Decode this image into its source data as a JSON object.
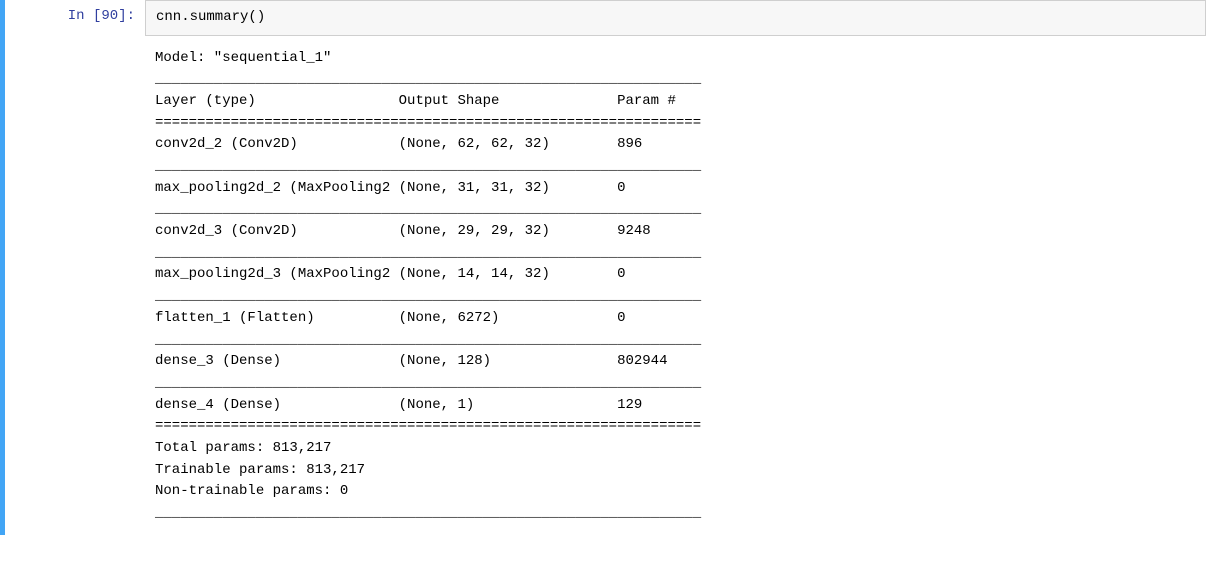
{
  "prompt": {
    "in_label": "In [",
    "exec_count": "90",
    "close": "]:"
  },
  "code": {
    "line": "cnn.summary()"
  },
  "summary": {
    "col_widths": {
      "layer": 29,
      "output": 26,
      "param": 0
    },
    "rule_len": 65,
    "model_line": "Model: \"sequential_1\"",
    "header": {
      "layer": "Layer (type)",
      "output": "Output Shape",
      "param": "Param #"
    },
    "rows": [
      {
        "layer": "conv2d_2 (Conv2D)",
        "output": "(None, 62, 62, 32)",
        "param": "896"
      },
      {
        "layer": "max_pooling2d_2 (MaxPooling2",
        "output": "(None, 31, 31, 32)",
        "param": "0"
      },
      {
        "layer": "conv2d_3 (Conv2D)",
        "output": "(None, 29, 29, 32)",
        "param": "9248"
      },
      {
        "layer": "max_pooling2d_3 (MaxPooling2",
        "output": "(None, 14, 14, 32)",
        "param": "0"
      },
      {
        "layer": "flatten_1 (Flatten)",
        "output": "(None, 6272)",
        "param": "0"
      },
      {
        "layer": "dense_3 (Dense)",
        "output": "(None, 128)",
        "param": "802944"
      },
      {
        "layer": "dense_4 (Dense)",
        "output": "(None, 1)",
        "param": "129"
      }
    ],
    "totals": {
      "total": "Total params: 813,217",
      "trainable": "Trainable params: 813,217",
      "nontrainable": "Non-trainable params: 0"
    }
  }
}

···

With the pictures omitted, reproduce the records in full and exactly.

Decode this image into its source data as a JSON object.
{
  "prompt": {
    "in_label": "In [",
    "exec_count": "90",
    "close": "]:"
  },
  "code": {
    "line": "cnn.summary()"
  },
  "summary": {
    "col_widths": {
      "layer": 29,
      "output": 26,
      "param": 0
    },
    "rule_len": 65,
    "model_line": "Model: \"sequential_1\"",
    "header": {
      "layer": "Layer (type)",
      "output": "Output Shape",
      "param": "Param #"
    },
    "rows": [
      {
        "layer": "conv2d_2 (Conv2D)",
        "output": "(None, 62, 62, 32)",
        "param": "896"
      },
      {
        "layer": "max_pooling2d_2 (MaxPooling2",
        "output": "(None, 31, 31, 32)",
        "param": "0"
      },
      {
        "layer": "conv2d_3 (Conv2D)",
        "output": "(None, 29, 29, 32)",
        "param": "9248"
      },
      {
        "layer": "max_pooling2d_3 (MaxPooling2",
        "output": "(None, 14, 14, 32)",
        "param": "0"
      },
      {
        "layer": "flatten_1 (Flatten)",
        "output": "(None, 6272)",
        "param": "0"
      },
      {
        "layer": "dense_3 (Dense)",
        "output": "(None, 128)",
        "param": "802944"
      },
      {
        "layer": "dense_4 (Dense)",
        "output": "(None, 1)",
        "param": "129"
      }
    ],
    "totals": {
      "total": "Total params: 813,217",
      "trainable": "Trainable params: 813,217",
      "nontrainable": "Non-trainable params: 0"
    }
  }
}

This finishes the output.